• **WHAT YOU ARE ASKED TO DO**
Copy the entries below word for word, leaving out the pictures.

• **RECORDS SHOWN**
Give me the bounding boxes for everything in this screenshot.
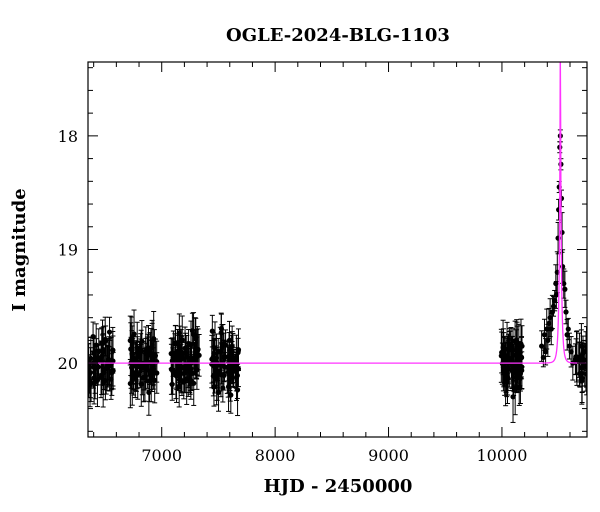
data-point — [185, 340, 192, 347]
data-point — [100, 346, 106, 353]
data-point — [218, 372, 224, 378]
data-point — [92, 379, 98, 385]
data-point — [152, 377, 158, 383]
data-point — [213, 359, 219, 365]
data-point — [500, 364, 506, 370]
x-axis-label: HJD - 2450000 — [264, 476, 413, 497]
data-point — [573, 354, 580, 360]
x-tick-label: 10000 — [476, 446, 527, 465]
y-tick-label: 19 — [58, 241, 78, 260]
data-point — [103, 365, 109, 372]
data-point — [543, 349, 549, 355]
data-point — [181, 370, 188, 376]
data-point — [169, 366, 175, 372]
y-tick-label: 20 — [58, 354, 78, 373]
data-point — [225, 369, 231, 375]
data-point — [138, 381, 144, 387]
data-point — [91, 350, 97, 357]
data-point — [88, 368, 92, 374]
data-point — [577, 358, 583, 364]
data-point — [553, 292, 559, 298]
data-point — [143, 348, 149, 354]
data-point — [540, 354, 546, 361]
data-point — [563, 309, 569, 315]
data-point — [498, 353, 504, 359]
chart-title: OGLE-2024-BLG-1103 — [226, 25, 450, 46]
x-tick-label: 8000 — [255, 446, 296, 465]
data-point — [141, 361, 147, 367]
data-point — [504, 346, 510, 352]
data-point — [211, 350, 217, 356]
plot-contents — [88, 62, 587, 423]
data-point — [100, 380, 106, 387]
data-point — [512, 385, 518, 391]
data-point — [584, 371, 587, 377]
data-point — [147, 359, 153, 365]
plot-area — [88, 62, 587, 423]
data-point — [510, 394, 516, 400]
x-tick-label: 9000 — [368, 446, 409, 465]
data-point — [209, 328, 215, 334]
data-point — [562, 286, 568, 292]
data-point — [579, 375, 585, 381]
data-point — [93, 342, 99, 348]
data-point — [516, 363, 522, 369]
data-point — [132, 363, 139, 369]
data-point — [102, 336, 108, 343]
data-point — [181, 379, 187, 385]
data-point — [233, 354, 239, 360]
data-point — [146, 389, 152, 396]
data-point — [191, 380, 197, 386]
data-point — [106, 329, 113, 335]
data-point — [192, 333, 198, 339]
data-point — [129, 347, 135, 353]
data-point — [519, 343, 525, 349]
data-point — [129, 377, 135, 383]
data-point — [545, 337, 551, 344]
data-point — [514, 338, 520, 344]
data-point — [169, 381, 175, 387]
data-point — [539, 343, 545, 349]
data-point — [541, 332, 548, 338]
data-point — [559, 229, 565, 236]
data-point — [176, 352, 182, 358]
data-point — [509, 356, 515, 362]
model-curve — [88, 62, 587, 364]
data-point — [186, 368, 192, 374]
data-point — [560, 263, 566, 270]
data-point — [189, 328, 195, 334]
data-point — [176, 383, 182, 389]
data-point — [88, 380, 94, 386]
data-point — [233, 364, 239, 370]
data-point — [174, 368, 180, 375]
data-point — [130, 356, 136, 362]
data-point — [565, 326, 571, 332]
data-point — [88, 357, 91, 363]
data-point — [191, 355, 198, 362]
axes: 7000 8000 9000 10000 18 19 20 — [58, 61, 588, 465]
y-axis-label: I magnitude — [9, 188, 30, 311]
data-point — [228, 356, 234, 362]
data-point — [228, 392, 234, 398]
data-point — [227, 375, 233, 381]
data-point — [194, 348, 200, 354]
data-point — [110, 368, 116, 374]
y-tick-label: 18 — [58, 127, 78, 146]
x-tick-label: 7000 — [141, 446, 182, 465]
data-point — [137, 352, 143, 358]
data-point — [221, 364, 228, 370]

• **FULL ANSWER**
Give me the bounding boxes for everything in this screenshot.
data-point — [185, 340, 192, 347]
data-point — [100, 346, 106, 353]
data-point — [218, 372, 224, 378]
data-point — [92, 379, 98, 385]
data-point — [152, 377, 158, 383]
data-point — [213, 359, 219, 365]
data-point — [500, 364, 506, 370]
x-axis-label: HJD - 2450000 — [264, 476, 413, 497]
data-point — [573, 354, 580, 360]
x-tick-label: 10000 — [476, 446, 527, 465]
y-tick-label: 19 — [58, 241, 78, 260]
data-point — [103, 365, 109, 372]
data-point — [543, 349, 549, 355]
data-point — [181, 370, 188, 376]
data-point — [169, 366, 175, 372]
y-tick-label: 20 — [58, 354, 78, 373]
data-point — [225, 369, 231, 375]
data-point — [138, 381, 144, 387]
data-point — [91, 350, 97, 357]
data-point — [88, 368, 92, 374]
data-point — [577, 358, 583, 364]
data-point — [553, 292, 559, 298]
data-point — [143, 348, 149, 354]
data-point — [540, 354, 546, 361]
data-point — [563, 309, 569, 315]
data-point — [498, 353, 504, 359]
chart-title: OGLE-2024-BLG-1103 — [226, 25, 450, 46]
x-tick-label: 8000 — [255, 446, 296, 465]
data-point — [141, 361, 147, 367]
data-point — [504, 346, 510, 352]
data-point — [211, 350, 217, 356]
plot-contents — [88, 62, 587, 423]
data-point — [100, 380, 106, 387]
data-point — [512, 385, 518, 391]
data-point — [584, 371, 587, 377]
data-point — [147, 359, 153, 365]
plot-area — [88, 62, 587, 423]
data-point — [510, 394, 516, 400]
x-tick-label: 9000 — [368, 446, 409, 465]
data-point — [209, 328, 215, 334]
data-point — [562, 286, 568, 292]
data-point — [579, 375, 585, 381]
data-point — [93, 342, 99, 348]
data-point — [516, 363, 522, 369]
data-point — [132, 363, 139, 369]
data-point — [102, 336, 108, 343]
data-point — [181, 379, 187, 385]
data-point — [233, 354, 239, 360]
data-point — [146, 389, 152, 396]
data-point — [191, 380, 197, 386]
data-point — [106, 329, 113, 335]
data-point — [192, 333, 198, 339]
data-point — [129, 347, 135, 353]
data-point — [519, 343, 525, 349]
data-point — [129, 377, 135, 383]
data-point — [545, 337, 551, 344]
data-point — [514, 338, 520, 344]
data-point — [169, 381, 175, 387]
data-point — [539, 343, 545, 349]
data-point — [541, 332, 548, 338]
data-point — [559, 229, 565, 236]
data-point — [176, 352, 182, 358]
data-point — [509, 356, 515, 362]
model-curve — [88, 62, 587, 364]
data-point — [186, 368, 192, 374]
data-point — [560, 263, 566, 270]
data-point — [189, 328, 195, 334]
data-point — [176, 383, 182, 389]
data-point — [88, 380, 94, 386]
data-point — [233, 364, 239, 370]
data-point — [174, 368, 180, 375]
data-point — [130, 356, 136, 362]
data-point — [565, 326, 571, 332]
data-point — [88, 357, 91, 363]
data-point — [191, 355, 198, 362]
axes: 7000 8000 9000 10000 18 19 20 — [58, 61, 588, 465]
y-axis-label: I magnitude — [9, 188, 30, 311]
data-point — [228, 356, 234, 362]
data-point — [228, 392, 234, 398]
data-point — [227, 375, 233, 381]
data-point — [194, 348, 200, 354]
data-point — [110, 368, 116, 374]
y-tick-label: 18 — [58, 127, 78, 146]
x-tick-label: 7000 — [141, 446, 182, 465]
data-point — [137, 352, 143, 358]
data-point — [221, 364, 228, 370]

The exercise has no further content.